WHAT THE TASK ASKS: Convert the records, from the line containing "299, 521, 305]" up to and including the line containing "58, 141, 76]", into a JSON list of strings with one string for each line.

DATA:
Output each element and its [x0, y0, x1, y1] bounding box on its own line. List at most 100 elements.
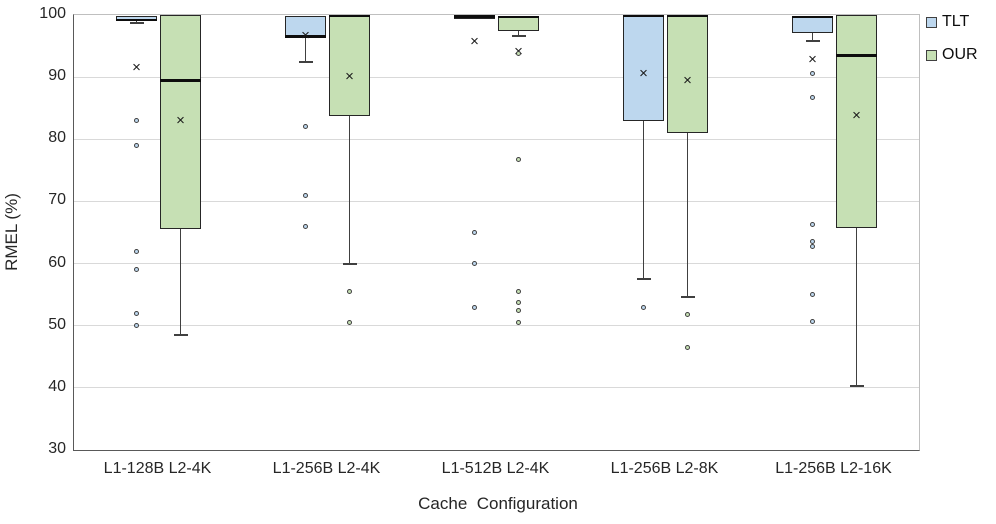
outlier-point	[516, 299, 521, 305]
median-line	[836, 54, 877, 57]
gridline	[74, 138, 919, 140]
outlier-point	[303, 124, 308, 130]
median-line	[116, 18, 157, 22]
lower-whisker-cap	[680, 295, 695, 298]
box-TLT-4	[792, 16, 833, 33]
mean-marker: ×	[683, 72, 692, 90]
legend-item-tlt: TLT	[926, 12, 978, 32]
gridline	[74, 76, 919, 78]
gridline	[74, 263, 919, 265]
y-tick-label: 100	[39, 5, 66, 22]
median-line	[623, 14, 664, 18]
mean-marker: ×	[639, 65, 648, 83]
lower-whisker-cap	[511, 35, 526, 38]
lower-whisker	[517, 31, 520, 37]
outlier-point	[685, 312, 690, 318]
box-OUR-0	[160, 15, 201, 230]
median-line	[792, 15, 833, 19]
outlier-point	[134, 310, 139, 316]
legend-label-tlt: TLT	[942, 13, 970, 30]
outlier-point	[472, 230, 477, 235]
median-line	[498, 15, 539, 19]
box-OUR-4	[836, 15, 877, 229]
mean-marker: ×	[176, 111, 185, 129]
y-axis-title: RMEL (%)	[2, 193, 21, 271]
outlier-point	[516, 320, 521, 326]
y-tick-label: 80	[48, 129, 66, 147]
outlier-point	[810, 292, 815, 298]
y-tick-label: 40	[48, 377, 66, 395]
y-tick-label: 50	[48, 315, 66, 333]
y-tick-label: 70	[48, 191, 66, 209]
legend-label-our: OUR	[942, 46, 978, 63]
outlier-point	[516, 289, 521, 295]
median-line	[667, 14, 708, 18]
mean-marker: ×	[470, 32, 479, 50]
outlier-point	[685, 344, 690, 350]
our-swatch-icon	[926, 49, 937, 61]
outlier-point	[810, 318, 815, 324]
outlier-point	[516, 51, 521, 57]
y-tick-label: 90	[48, 67, 66, 85]
outlier-point	[810, 70, 815, 76]
x-tick-label: L1-512B L2-4K	[441, 460, 550, 477]
x-axis-title: Cache Configuration	[418, 494, 578, 513]
box-OUR-1	[329, 15, 370, 117]
median-line	[285, 35, 326, 38]
outlier-point	[134, 118, 139, 124]
lower-whisker-cap	[342, 262, 357, 265]
lower-whisker	[179, 229, 182, 336]
outlier-point	[347, 289, 352, 295]
lower-whisker	[811, 33, 814, 42]
mean-marker: ×	[132, 58, 141, 76]
lower-whisker	[855, 228, 858, 386]
outlier-point	[810, 94, 815, 100]
outlier-point	[516, 157, 521, 163]
mean-marker: ×	[345, 68, 354, 86]
lower-whisker-cap	[849, 384, 864, 387]
outlier-point	[472, 304, 477, 310]
outlier-point	[303, 223, 308, 229]
lower-whisker	[135, 20, 138, 24]
y-tick-label: 60	[48, 253, 66, 271]
lower-whisker-cap	[129, 22, 144, 25]
outlier-point	[134, 323, 139, 329]
legend: TLT OUR	[926, 12, 978, 78]
outlier-point	[134, 267, 139, 273]
x-tick-label: L1-256B L2-16K	[775, 460, 892, 477]
lower-whisker-cap	[298, 61, 313, 64]
outlier-point	[134, 143, 139, 148]
x-tick-label: L1-256B L2-8K	[610, 460, 719, 477]
mean-marker: ×	[852, 107, 861, 125]
mean-marker: ×	[301, 26, 310, 44]
outlier-point	[347, 320, 352, 326]
y-tick-label: 30	[48, 440, 66, 457]
lower-whisker	[348, 116, 351, 264]
outlier-point	[303, 192, 308, 198]
box-TLT-3	[623, 15, 664, 121]
median-line	[454, 15, 495, 18]
outlier-point	[641, 304, 646, 310]
plot-area: ××××××××××	[73, 14, 920, 451]
outlier-point	[810, 221, 815, 227]
tlt-swatch-icon	[926, 16, 937, 28]
median-line	[329, 14, 370, 18]
lower-whisker-cap	[636, 278, 651, 281]
box-OUR-3	[667, 15, 708, 134]
outlier-point	[810, 243, 815, 249]
lower-whisker-cap	[805, 40, 820, 43]
outlier-point	[472, 261, 477, 267]
lower-whisker	[642, 120, 645, 280]
lower-whisker	[304, 36, 307, 63]
x-tick-label: L1-128B L2-4K	[103, 460, 212, 477]
box-OUR-2	[498, 16, 539, 32]
lower-whisker-cap	[173, 334, 188, 337]
gridline	[74, 200, 919, 202]
legend-item-our: OUR	[926, 45, 978, 65]
outlier-point	[516, 308, 521, 314]
median-line	[160, 79, 201, 82]
lower-whisker	[686, 133, 689, 297]
gridline	[74, 325, 919, 327]
outlier-point	[134, 248, 139, 254]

EXPECTED OUTPUT:
[
  "outlier-point\t[516, 299, 521, 305]",
  "median-line\t[836, 54, 877, 57]",
  "gridline\t[74, 138, 919, 140]",
  "outlier-point\t[303, 124, 308, 130]",
  "median-line\t[116, 18, 157, 22]",
  "lower-whisker-cap\t[680, 295, 695, 298]",
  "box-TLT-4\t[792, 16, 833, 33]",
  "mean-marker: ×\t[683, 72, 692, 90]",
  "legend-item-tlt: TLT\t[926, 12, 978, 32]",
  "gridline\t[74, 76, 919, 78]",
  "gridline\t[74, 263, 919, 265]",
  "y-tick-label: 100\t[39, 5, 66, 22]",
  "median-line\t[623, 14, 664, 18]",
  "mean-marker: ×\t[639, 65, 648, 83]",
  "lower-whisker-cap\t[511, 35, 526, 38]",
  "lower-whisker\t[517, 31, 520, 37]",
  "outlier-point\t[685, 312, 690, 318]",
  "box-OUR-0\t[160, 15, 201, 230]",
  "median-line\t[792, 15, 833, 19]",
  "outlier-point\t[134, 310, 139, 316]",
  "legend-label-tlt: TLT\t[942, 13, 970, 30]",
  "outlier-point\t[472, 230, 477, 235]",
  "median-line\t[498, 15, 539, 19]",
  "box-OUR-4\t[836, 15, 877, 229]",
  "mean-marker: ×\t[176, 111, 185, 129]",
  "y-axis-title: RMEL (%)\t[2, 193, 21, 271]",
  "outlier-point\t[516, 320, 521, 326]",
  "y-tick-label: 80\t[48, 129, 66, 147]",
  "outlier-point\t[810, 292, 815, 298]",
  "y-tick-label: 40\t[48, 377, 66, 395]",
  "y-tick-label: 50\t[48, 315, 66, 333]",
  "y-tick-label: 70\t[48, 191, 66, 209]",
  "legend-label-our: OUR\t[942, 46, 978, 63]",
  "outlier-point\t[516, 289, 521, 295]",
  "median-line\t[667, 14, 708, 18]",
  "mean-marker: ×\t[470, 32, 479, 50]",
  "outlier-point\t[685, 344, 690, 350]",
  "our-swatch-icon\t[926, 49, 937, 61]",
  "outlier-point\t[810, 318, 815, 324]",
  "outlier-point\t[516, 51, 521, 57]",
  "y-tick-label: 90\t[48, 67, 66, 85]",
  "outlier-point\t[810, 70, 815, 76]",
  "x-tick-label: L1-512B L2-4K\t[441, 460, 550, 477]",
  "x-axis-title: Cache Configuration\t[418, 494, 578, 513]",
  "box-OUR-1\t[329, 15, 370, 117]",
  "median-line\t[285, 35, 326, 38]",
  "outlier-point\t[134, 118, 139, 124]",
  "lower-whisker-cap\t[342, 262, 357, 265]",
  "lower-whisker\t[179, 229, 182, 336]",
  "outlier-point\t[347, 289, 352, 295]",
  "lower-whisker\t[811, 33, 814, 42]",
  "mean-marker: ×\t[132, 58, 141, 76]"
]